[Records from a data source]
§ §

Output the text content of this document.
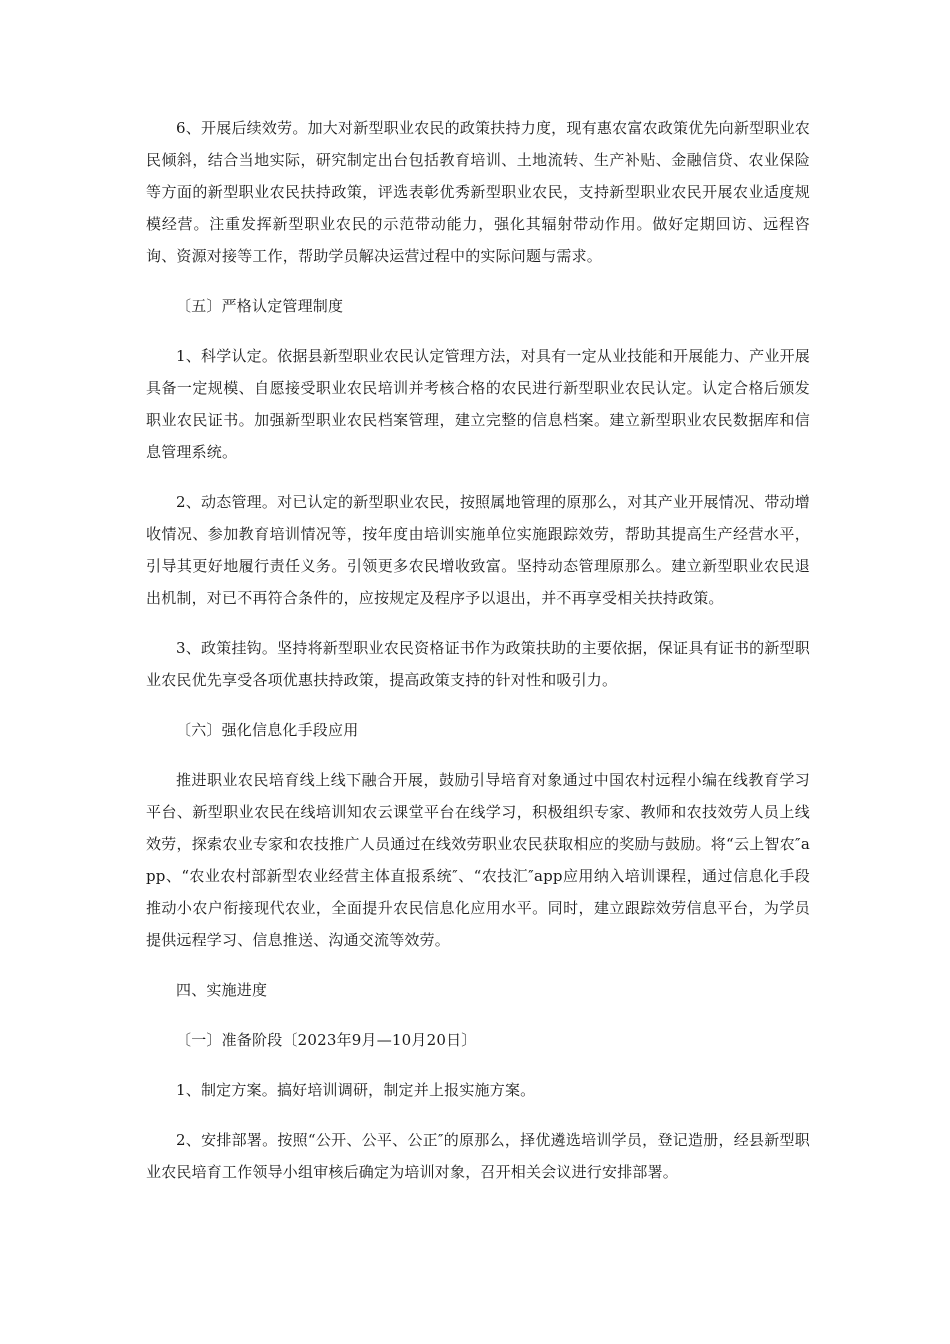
6、开展后续效劳。加大对新型职业农民的政策扶持力度，现有惠农富农政策优先向新型职业农民倾斜，结合当地实际，研究制定出台包括教育培训、土地流转、生产补贴、金融信贷、农业保险等方面的新型职业农民扶持政策，评选表彰优秀新型职业农民，支持新型职业农民开展农业适度规模经营。注重发挥新型职业农民的示范带动能力，强化其辐射带动作用。做好定期回访、远程咨询、资源对接等工作，帮助学员解决运营过程中的实际问题与需求。

〔五〕严格认定管理制度

1、科学认定。依据县新型职业农民认定管理方法，对具有一定从业技能和开展能力、产业开展具备一定规模、自愿接受职业农民培训并考核合格的农民进行新型职业农民认定。认定合格后颁发职业农民证书。加强新型职业农民档案管理，建立完整的信息档案。建立新型职业农民数据库和信息管理系统。

2、动态管理。对已认定的新型职业农民，按照属地管理的原那么，对其产业开展情况、带动增收情况、参加教育培训情况等，按年度由培训实施单位实施跟踪效劳，帮助其提高生产经营水平，引导其更好地履行责任义务。引领更多农民增收致富。坚持动态管理原那么。建立新型职业农民退出机制，对已不再符合条件的，应按规定及程序予以退出，并不再享受相关扶持政策。

3、政策挂钩。坚持将新型职业农民资格证书作为政策扶助的主要依据，保证具有证书的新型职业农民优先享受各项优惠扶持政策，提高政策支持的针对性和吸引力。

〔六〕强化信息化手段应用

推进职业农民培育线上线下融合开展，鼓励引导培育对象通过中国农村远程小编在线教育学习平台、新型职业农民在线培训知农云课堂平台在线学习，积极组织专家、教师和农技效劳人员上线效劳，探索农业专家和农技推广人员通过在线效劳职业农民获取相应的奖励与鼓励。将“云上智农″app、“农业农村部新型农业经营主体直报系统″、“农技汇″app应用纳入培训课程，通过信息化手段推动小农户衔接现代农业，全面提升农民信息化应用水平。同时，建立跟踪效劳信息平台，为学员提供远程学习、信息推送、沟通交流等效劳。

四、实施进度

〔一〕准备阶段〔2023年9月—10月20日〕

1、制定方案。搞好培训调研，制定并上报实施方案。

2、安排部署。按照“公开、公平、公正″的原那么，择优遴选培训学员，登记造册，经县新型职业农民培育工作领导小组审核后确定为培训对象，召开相关会议进行安排部署。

§ §

• _Written instruction_:
Return the listing above word for word, with the pictures removed.

• _Result of this task_:
Output the text content of this document.
6、开展后续效劳。加大对新型职业农民的政策扶持力度，现有惠农富农政策优先向新型职业农民倾斜，结合当地实际，研究制定出台包括教育培训、土地流转、生产补贴、金融信贷、农业保险等方面的新型职业农民扶持政策，评选表彰优秀新型职业农民，支持新型职业农民开展农业适度规模经营。注重发挥新型职业农民的示范带动能力，强化其辐射带动作用。做好定期回访、远程咨询、资源对接等工作，帮助学员解决运营过程中的实际问题与需求。

〔五〕严格认定管理制度

1、科学认定。依据县新型职业农民认定管理方法，对具有一定从业技能和开展能力、产业开展具备一定规模、自愿接受职业农民培训并考核合格的农民进行新型职业农民认定。认定合格后颁发职业农民证书。加强新型职业农民档案管理，建立完整的信息档案。建立新型职业农民数据库和信息管理系统。

2、动态管理。对已认定的新型职业农民，按照属地管理的原那么，对其产业开展情况、带动增收情况、参加教育培训情况等，按年度由培训实施单位实施跟踪效劳，帮助其提高生产经营水平，引导其更好地履行责任义务。引领更多农民增收致富。坚持动态管理原那么。建立新型职业农民退出机制，对已不再符合条件的，应按规定及程序予以退出，并不再享受相关扶持政策。

3、政策挂钩。坚持将新型职业农民资格证书作为政策扶助的主要依据，保证具有证书的新型职业农民优先享受各项优惠扶持政策，提高政策支持的针对性和吸引力。

〔六〕强化信息化手段应用

推进职业农民培育线上线下融合开展，鼓励引导培育对象通过中国农村远程小编在线教育学习平台、新型职业农民在线培训知农云课堂平台在线学习，积极组织专家、教师和农技效劳人员上线效劳，探索农业专家和农技推广人员通过在线效劳职业农民获取相应的奖励与鼓励。将“云上智农″app、“农业农村部新型农业经营主体直报系统″、“农技汇″app应用纳入培训课程，通过信息化手段推动小农户衔接现代农业，全面提升农民信息化应用水平。同时，建立跟踪效劳信息平台，为学员提供远程学习、信息推送、沟通交流等效劳。

四、实施进度

〔一〕准备阶段〔2023年9月—10月20日〕

1、制定方案。搞好培训调研，制定并上报实施方案。

2、安排部署。按照“公开、公平、公正″的原那么，择优遴选培训学员，登记造册，经县新型职业农民培育工作领导小组审核后确定为培训对象，召开相关会议进行安排部署。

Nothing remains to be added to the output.